> **Task to carry out**: Reproduce all records exactly.

[Lines of data]

○ ○ ○ ○

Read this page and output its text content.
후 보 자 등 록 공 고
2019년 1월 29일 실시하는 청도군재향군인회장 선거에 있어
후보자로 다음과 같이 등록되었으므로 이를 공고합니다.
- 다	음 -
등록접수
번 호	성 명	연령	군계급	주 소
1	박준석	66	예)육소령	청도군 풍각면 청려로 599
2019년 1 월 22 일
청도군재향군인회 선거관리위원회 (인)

○ ○ ○ ○

> **Full solution**:
Read this page and output its text content.
후 보 자 등 록 공 고
2019년 1월 29일 실시하는 청도군재향군인회장 선거에 있어
후보자로 다음과 같이 등록되었으므로 이를 공고합니다.
- 다	음 -
등록접수
번 호	성 명	연령	군계급	주 소
1	박준석	66	예)육소령	청도군 풍각면 청려로 599
2019년 1 월 22 일
청도군재향군인회 선거관리위원회 (인)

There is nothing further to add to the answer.